◆ Collected data
--- Begin ---

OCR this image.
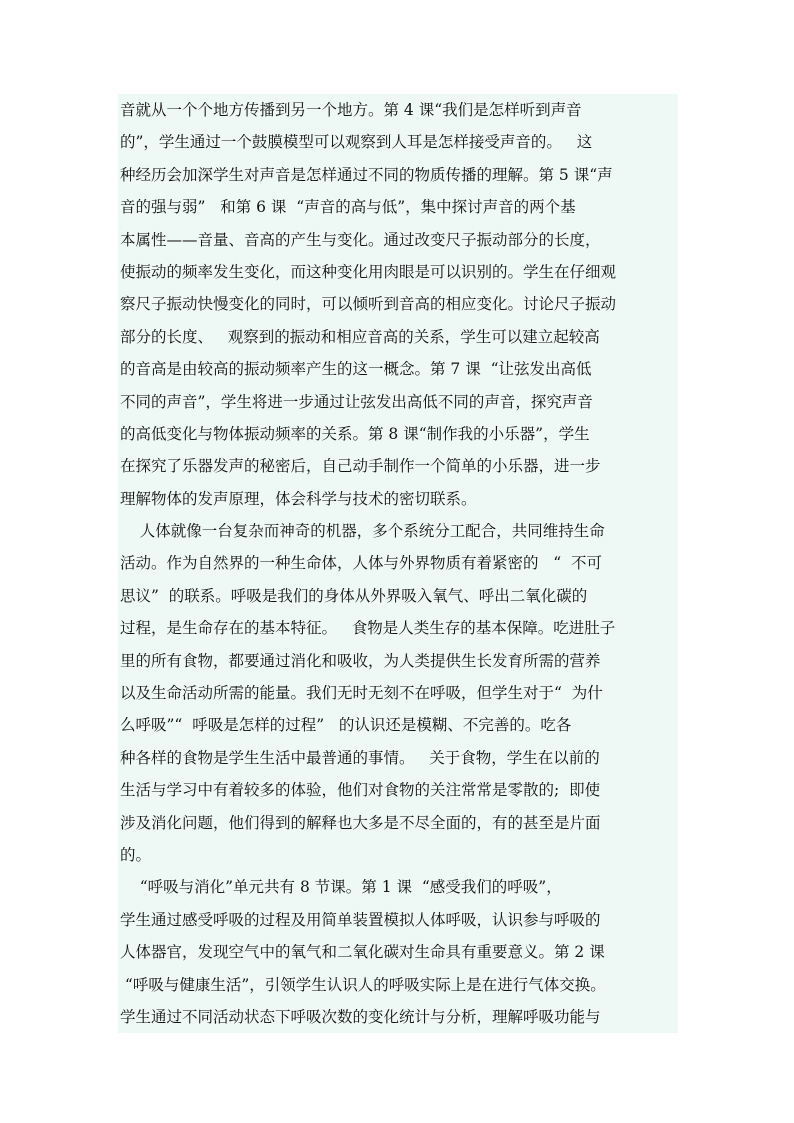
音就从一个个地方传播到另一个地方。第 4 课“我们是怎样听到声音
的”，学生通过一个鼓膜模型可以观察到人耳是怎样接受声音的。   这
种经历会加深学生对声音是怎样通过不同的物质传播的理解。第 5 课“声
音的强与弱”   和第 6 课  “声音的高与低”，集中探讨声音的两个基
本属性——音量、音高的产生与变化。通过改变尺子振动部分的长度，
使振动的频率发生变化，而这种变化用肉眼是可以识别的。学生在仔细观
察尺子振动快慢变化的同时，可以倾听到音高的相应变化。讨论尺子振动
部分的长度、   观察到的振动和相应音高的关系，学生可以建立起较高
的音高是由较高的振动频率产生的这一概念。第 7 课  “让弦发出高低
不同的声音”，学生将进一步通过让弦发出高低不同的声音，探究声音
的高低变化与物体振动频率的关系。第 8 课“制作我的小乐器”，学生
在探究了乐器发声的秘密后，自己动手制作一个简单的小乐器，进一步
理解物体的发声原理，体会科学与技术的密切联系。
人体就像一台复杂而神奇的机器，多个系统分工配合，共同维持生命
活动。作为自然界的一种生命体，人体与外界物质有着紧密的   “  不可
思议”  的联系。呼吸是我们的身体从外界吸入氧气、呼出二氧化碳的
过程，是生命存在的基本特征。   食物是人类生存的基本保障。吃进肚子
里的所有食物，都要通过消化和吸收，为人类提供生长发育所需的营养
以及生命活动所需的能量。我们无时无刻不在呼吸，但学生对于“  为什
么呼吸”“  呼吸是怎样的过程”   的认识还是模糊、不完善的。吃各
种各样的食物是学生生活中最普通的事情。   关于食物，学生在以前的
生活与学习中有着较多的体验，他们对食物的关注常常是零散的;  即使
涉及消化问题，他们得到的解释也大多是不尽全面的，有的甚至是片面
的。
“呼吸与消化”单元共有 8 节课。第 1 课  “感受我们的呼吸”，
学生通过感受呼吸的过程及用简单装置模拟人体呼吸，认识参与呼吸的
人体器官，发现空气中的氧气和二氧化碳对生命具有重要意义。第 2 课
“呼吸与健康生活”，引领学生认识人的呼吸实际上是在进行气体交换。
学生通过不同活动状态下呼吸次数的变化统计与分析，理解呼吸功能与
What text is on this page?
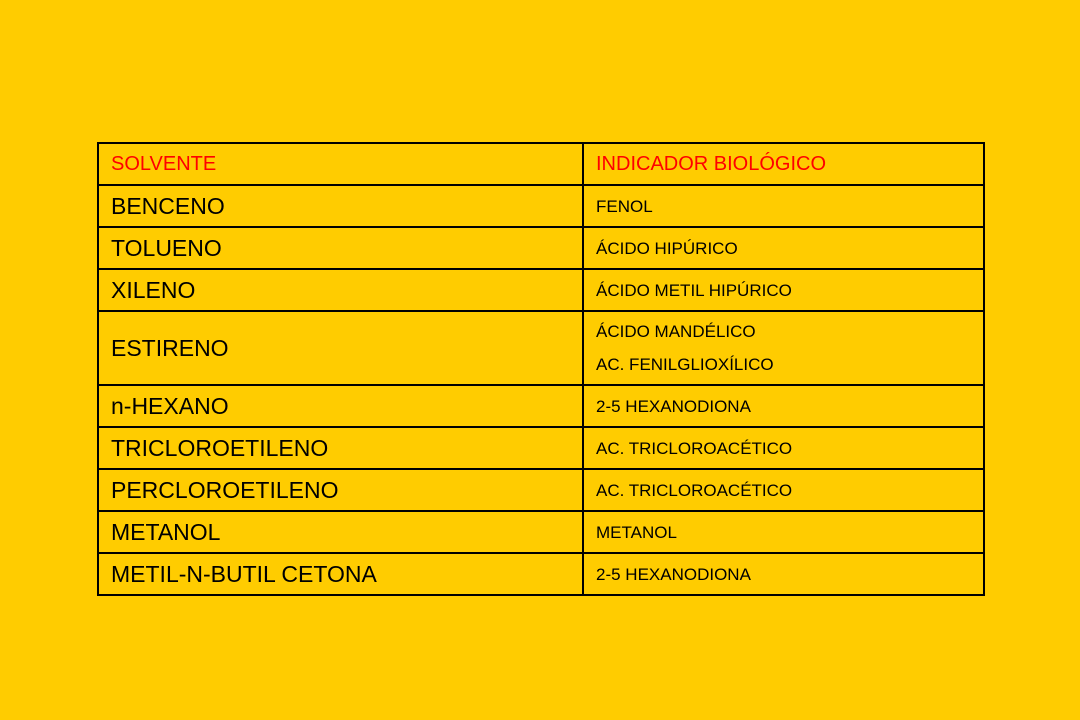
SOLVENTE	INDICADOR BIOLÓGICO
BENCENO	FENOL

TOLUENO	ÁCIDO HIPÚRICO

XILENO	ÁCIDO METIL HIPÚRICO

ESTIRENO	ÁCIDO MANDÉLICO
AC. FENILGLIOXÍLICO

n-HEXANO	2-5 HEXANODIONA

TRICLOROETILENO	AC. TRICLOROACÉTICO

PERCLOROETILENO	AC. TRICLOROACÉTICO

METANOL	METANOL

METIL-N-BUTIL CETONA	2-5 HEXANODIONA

--- End ---

◆ Set task
Take the line containing "What text is on this page?" and all lines after it to the end of the data above, and reproduce them exactly, leaving out pictures. Nothing else belongs in the copy.

◆ Final answer
What text is on this page?
SOLVENTE	INDICADOR BIOLÓGICO
BENCENO	FENOL

TOLUENO	ÁCIDO HIPÚRICO

XILENO	ÁCIDO METIL HIPÚRICO

ESTIRENO	ÁCIDO MANDÉLICO
AC. FENILGLIOXÍLICO

n-HEXANO	2-5 HEXANODIONA

TRICLOROETILENO	AC. TRICLOROACÉTICO

PERCLOROETILENO	AC. TRICLOROACÉTICO

METANOL	METANOL

METIL-N-BUTIL CETONA	2-5 HEXANODIONA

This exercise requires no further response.